• _Exercise description_: Keep only those lines of the records that include the string "object".

····················

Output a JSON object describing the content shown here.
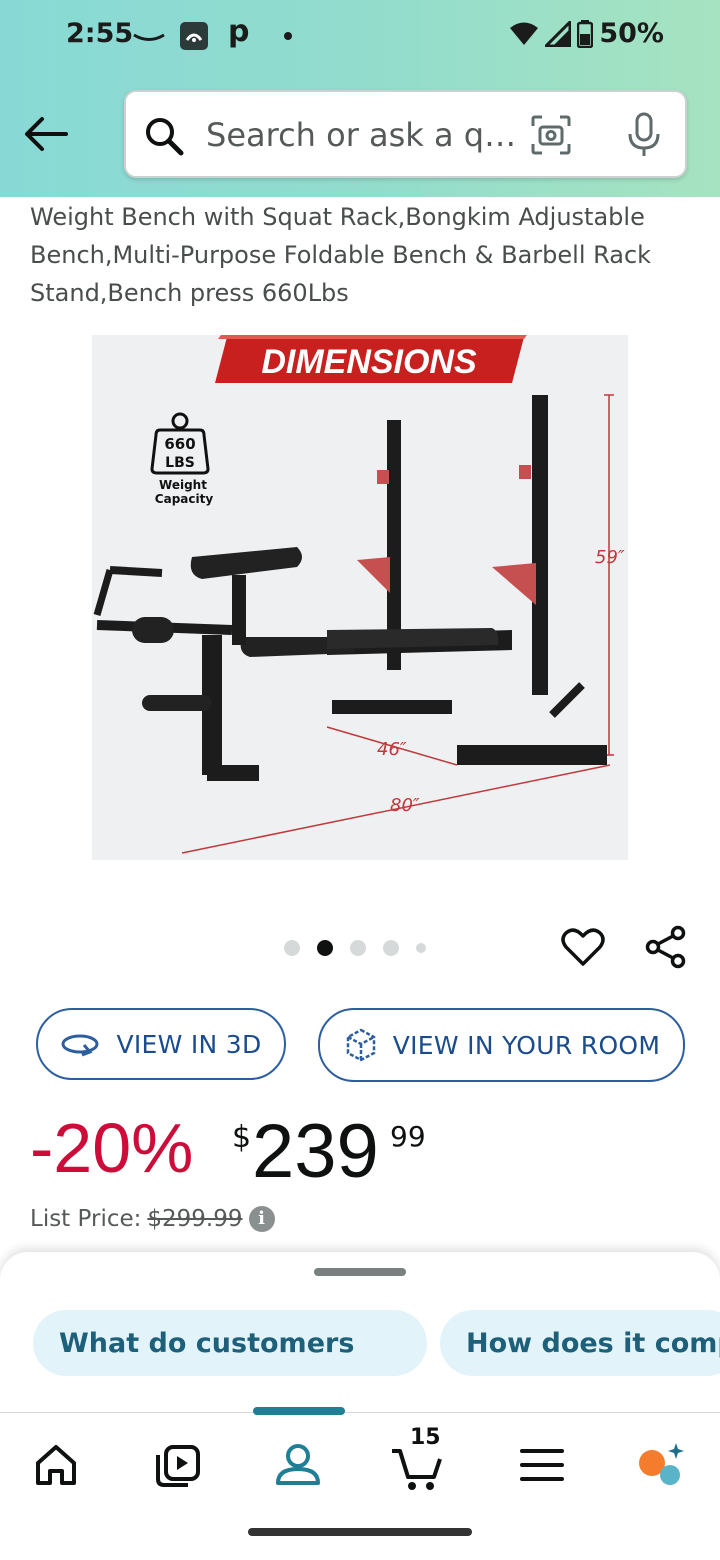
{
  "status_bar": {
    "time": "2:55",
    "notification_letter": "p",
    "battery": "50%"
  },
  "search": {
    "placeholder": "Search or ask a q…"
  },
  "product": {
    "title": "Weight Bench with Squat Rack,Bongkim Adjustable Bench,Multi-Purpose Foldable Bench & Barbell Rack Stand,Bench press 660Lbs",
    "image": {
      "banner": "DIMENSIONS",
      "capacity_number": "660",
      "capacity_unit": "LBS",
      "capacity_label_1": "Weight",
      "capacity_label_2": "Capacity",
      "height_dim": "59″",
      "width_dim": "46″",
      "length_dim": "80″"
    },
    "carousel": {
      "count": 5,
      "active_index": 1
    }
  },
  "actions": {
    "view_3d": "VIEW IN 3D",
    "view_room": "VIEW IN YOUR ROOM"
  },
  "price": {
    "discount": "-20%",
    "currency": "$",
    "whole": "239",
    "fraction": "99",
    "list_label": "List Price:",
    "list_value": "$299.99",
    "info_glyph": "i"
  },
  "sheet": {
    "chips": [
      "What do customers",
      "How does it comp"
    ]
  },
  "nav": {
    "items": [
      "home-icon",
      "video-icon",
      "account-icon",
      "cart-icon",
      "menu-icon",
      "rufus-icon"
    ],
    "cart_count": "15",
    "active_index": 2,
    "accent": "#1e7f95"
  },
  "colors": {
    "discount": "#cc0c39",
    "link_blue": "#1a4c8f",
    "banner_red": "#c8201e"
  }
}
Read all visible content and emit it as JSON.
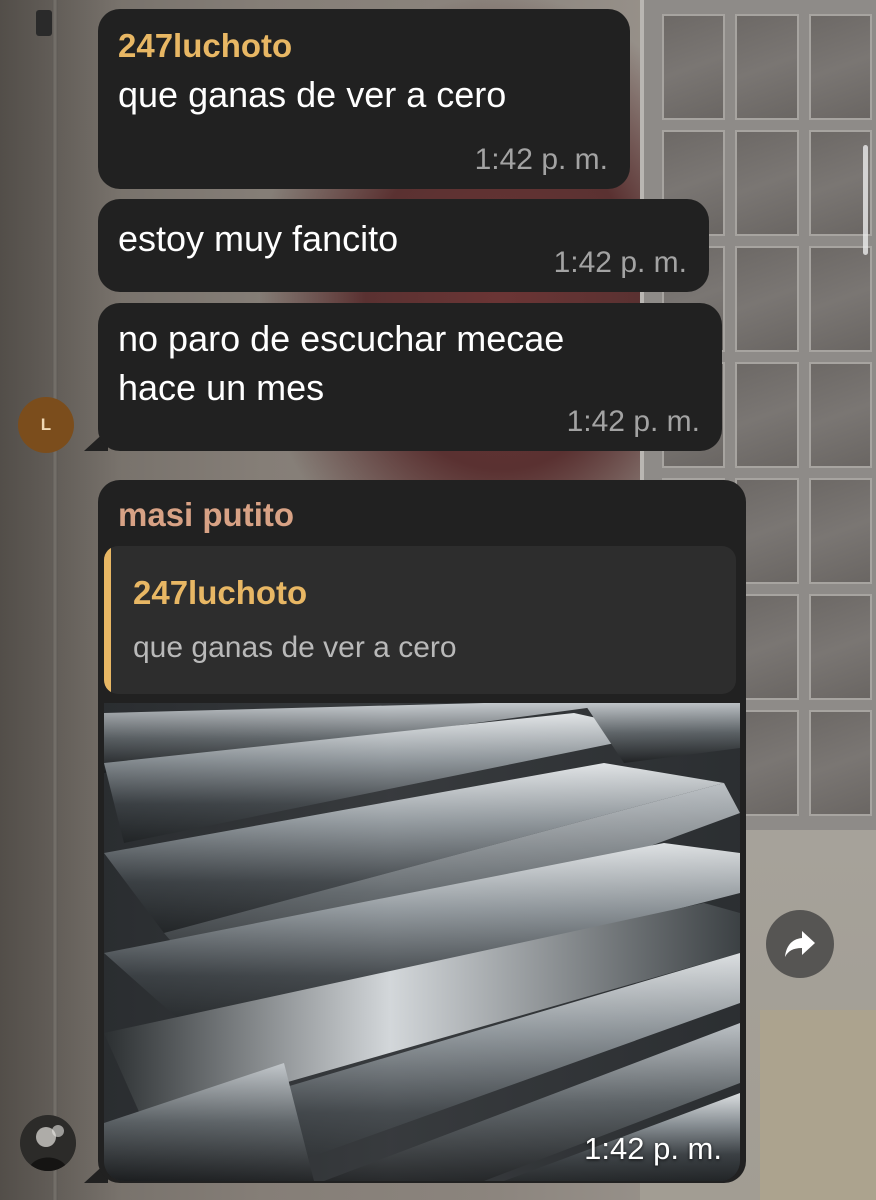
{
  "messages": [
    {
      "sender": "247luchoto",
      "text": "que ganas de ver a cero",
      "time": "1:42 p. m."
    },
    {
      "text": "estoy muy fancito",
      "time": "1:42 p. m."
    },
    {
      "text_lines": [
        "no paro de escuchar mecae",
        "hace un mes"
      ],
      "time": "1:42 p. m.",
      "avatar_initial": "L"
    },
    {
      "sender": "masi putito",
      "reply": {
        "sender": "247luchoto",
        "text": "que ganas de ver a cero"
      },
      "image": "photo of steel bars",
      "time": "1:42 p. m."
    }
  ],
  "icons": {
    "share": "share-arrow-icon"
  },
  "colors": {
    "bubble": "#212121",
    "sender_1": "#e8b764",
    "sender_2": "#d8a285",
    "timestamp": "#a3a3a3",
    "avatar_l": "#7b4d1c"
  }
}
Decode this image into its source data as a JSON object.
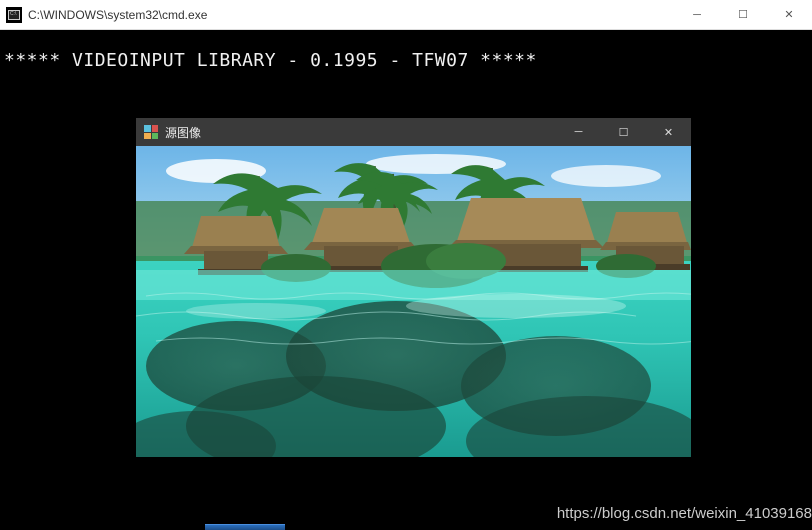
{
  "cmd": {
    "title": "C:\\WINDOWS\\system32\\cmd.exe",
    "output_line": "***** VIDEOINPUT LIBRARY - 0.1995 - TFW07 *****"
  },
  "child": {
    "title": "源图像"
  },
  "watermark": "https://blog.csdn.net/weixin_41039168",
  "icons": {
    "minimize": "─",
    "maximize": "☐",
    "close": "✕"
  }
}
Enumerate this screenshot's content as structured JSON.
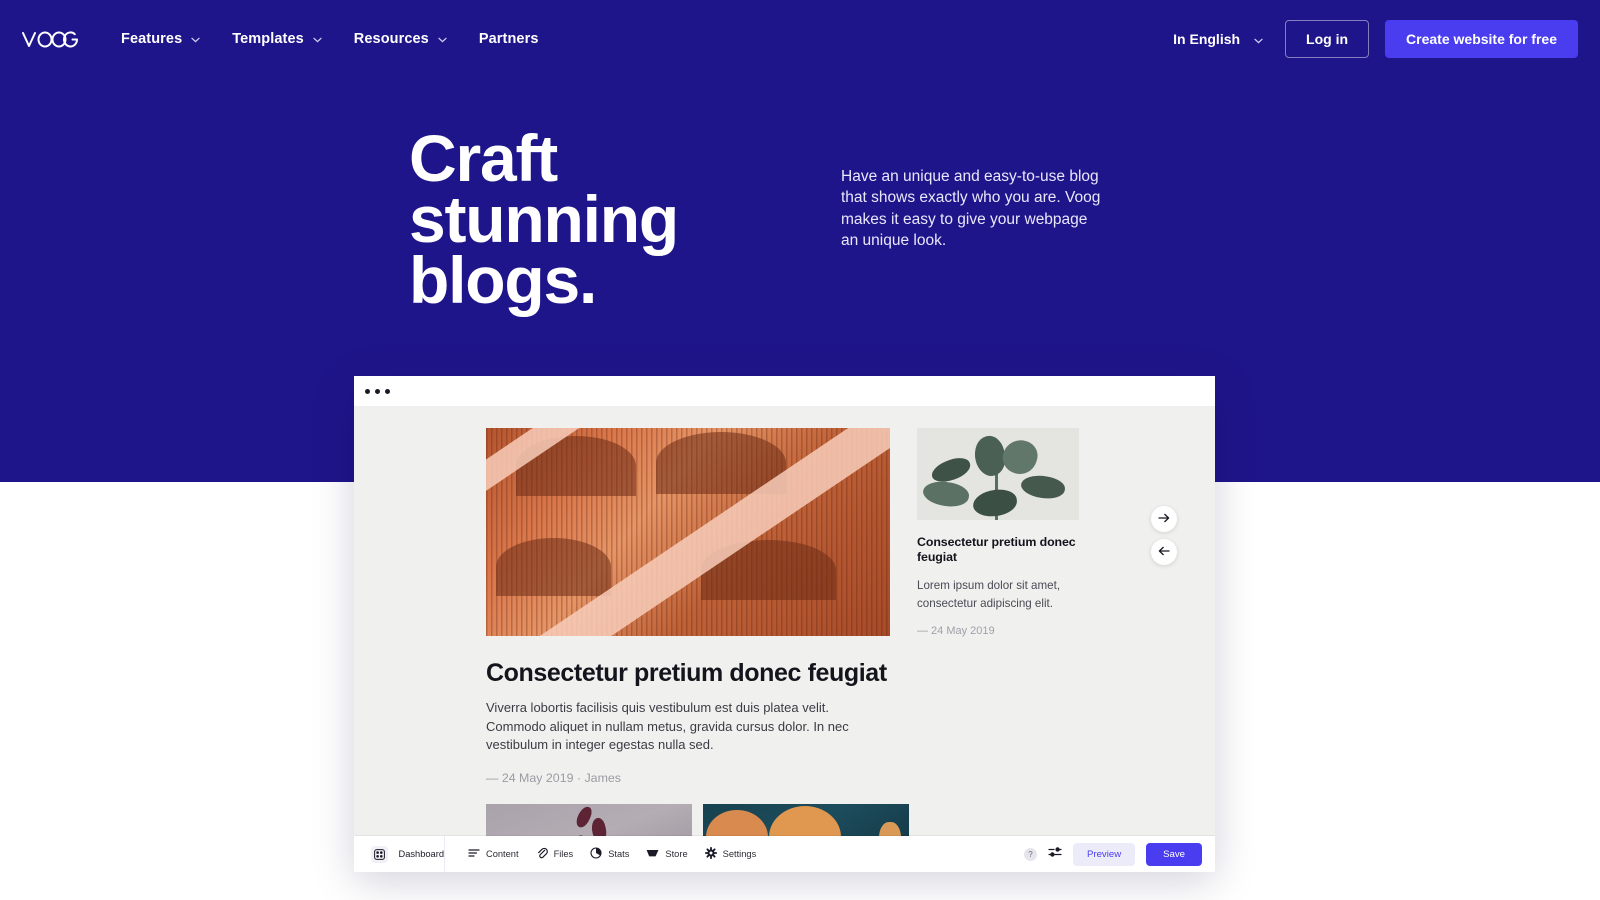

····················

• _Task solution_:
Output a JSON object describing the content shown here.
Decode this image into its source data as a JSON object.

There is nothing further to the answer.